# What to work on
Format the lines below as a Markdown table with the columns Row and Line, numbering each row and skipping any blank lines. Leave the picture out of the table.
+++++
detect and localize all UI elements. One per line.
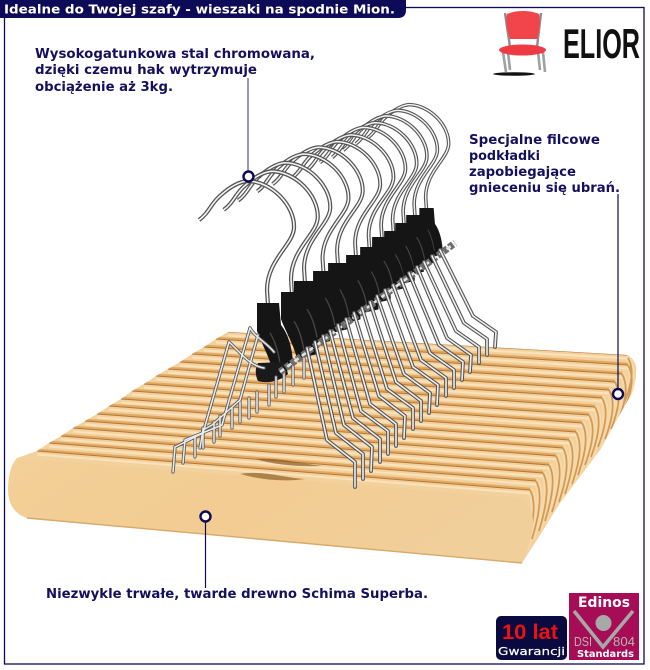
marker: [244, 172, 254, 182]
badge footer: Standards: [577, 649, 634, 660]
callout text: [35, 47, 315, 95]
emblem circle: [596, 615, 612, 631]
wood grain: [240, 459, 322, 480]
leader line: [617, 194, 619, 390]
wooden hanger stack: [8, 331, 636, 563]
badge: Edinos standards: [569, 593, 639, 660]
callout text: [469, 133, 620, 196]
marker: [200, 512, 210, 522]
leader line: [247, 78, 249, 172]
front hanger face: [8, 458, 533, 563]
badge title: Edinos: [578, 595, 630, 611]
callout text: obciążenie aż 3kg.: [35, 80, 173, 95]
callout text: dzięki czemu hak wytrzymuje: [35, 63, 257, 78]
emblem: [574, 611, 633, 647]
black clips: [256, 208, 443, 382]
callout text: Wysokogatunkowa stal chromowana,: [35, 47, 315, 62]
badge number: 10 lat: [502, 621, 558, 644]
title bar: [0, 0, 406, 18]
left wire legs: [173, 328, 304, 472]
product photo: wooden hangers: [8, 105, 636, 563]
DSI label: DSI: [574, 635, 592, 649]
hanger hooks: [199, 105, 449, 305]
leader line: [204, 520, 206, 588]
marker: [613, 389, 623, 399]
callout text: podkładki: [469, 149, 540, 164]
callout: felt pads: [469, 133, 623, 399]
callout text: Niezwykle trwałe, twarde drewno Schima Superba.: [46, 587, 428, 602]
badge label: Gwarancji: [498, 646, 565, 658]
callout: steel hook: [35, 47, 315, 182]
title: Idealne do Twojej szafy - wieszaki na spodnie Mion.: [4, 2, 395, 16]
badge: 10 year warranty: [496, 616, 567, 660]
callout text: zapobiegające: [469, 165, 576, 180]
logo: Elior: [493, 11, 640, 76]
callout text: gnieceniu się ubrań.: [469, 181, 620, 196]
callout: wood: [46, 512, 428, 602]
right wire legs: [307, 250, 496, 487]
icon: red chair: [493, 11, 546, 76]
804 label: 804: [613, 635, 635, 649]
front face lower edge: [27, 518, 522, 563]
wire rail: [280, 243, 455, 372]
callout text: Specjalne filcowe: [469, 133, 600, 148]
+++++
# Result of this exercise
| Row | Line |
|---|---|
| 1 | detect and localize all UI elements. One per line. |
| 2 | marker: [244, 172, 254, 182] |
| 3 | badge footer: Standards: [577, 649, 634, 660] |
| 4 | callout text: [35, 47, 315, 95] |
| 5 | emblem circle: [596, 615, 612, 631] |
| 6 | wood grain: [240, 459, 322, 480] |
| 7 | leader line: [617, 194, 619, 390] |
| 8 | wooden hanger stack: [8, 331, 636, 563] |
| 9 | badge: Edinos standards: [569, 593, 639, 660] |
| 10 | callout text: [469, 133, 620, 196] |
| 11 | marker: [200, 512, 210, 522] |
| 12 | leader line: [247, 78, 249, 172] |
| 13 | front hanger face: [8, 458, 533, 563] |
| 14 | badge title: Edinos: [578, 595, 630, 611] |
| 15 | callout text: obciążenie aż 3kg.: [35, 80, 173, 95] |
| 16 | callout text: dzięki czemu hak wytrzymuje: [35, 63, 257, 78] |
| 17 | emblem: [574, 611, 633, 647] |
| 18 | black clips: [256, 208, 443, 382] |
| 19 | callout text: Wysokogatunkowa stal chromowana,: [35, 47, 315, 62] |
| 20 | badge number: 10 lat: [502, 621, 558, 644] |
| 21 | title bar: [0, 0, 406, 18] |
| 22 | left wire legs: [173, 328, 304, 472] |
| 23 | product photo: wooden hangers: [8, 105, 636, 563] |
| 24 | DSI label: DSI: [574, 635, 592, 649] |
| 25 | hanger hooks: [199, 105, 449, 305] |
| 26 | leader line: [204, 520, 206, 588] |
| 27 | marker: [613, 389, 623, 399] |
| 28 | callout text: podkładki: [469, 149, 540, 164] |
| 29 | callout: felt pads: [469, 133, 623, 399] |
| 30 | callout text: Niezwykle trwałe, twarde drewno Schima Superba.: [46, 587, 428, 602] |
| 31 | badge label: Gwarancji: [498, 646, 565, 658] |
| 32 | callout: steel hook: [35, 47, 315, 182] |
| 33 | title: Idealne do Twojej szafy - wieszaki na spodnie Mion.: [4, 2, 395, 16] |
| 34 | badge: 10 year warranty: [496, 616, 567, 660] |
| 35 | callout text: zapobiegające: [469, 165, 576, 180] |
| 36 | logo: Elior: [493, 11, 640, 76] |
| 37 | callout text: gnieceniu się ubrań.: [469, 181, 620, 196] |
| 38 | callout: wood: [46, 512, 428, 602] |
| 39 | right wire legs: [307, 250, 496, 487] |
| 40 | icon: red chair: [493, 11, 546, 76] |
| 41 | 804 label: 804: [613, 635, 635, 649] |
| 42 | front face lower edge: [27, 518, 522, 563] |
| 43 | wire rail: [280, 243, 455, 372] |
| 44 | callout text: Specjalne filcowe: [469, 133, 600, 148] |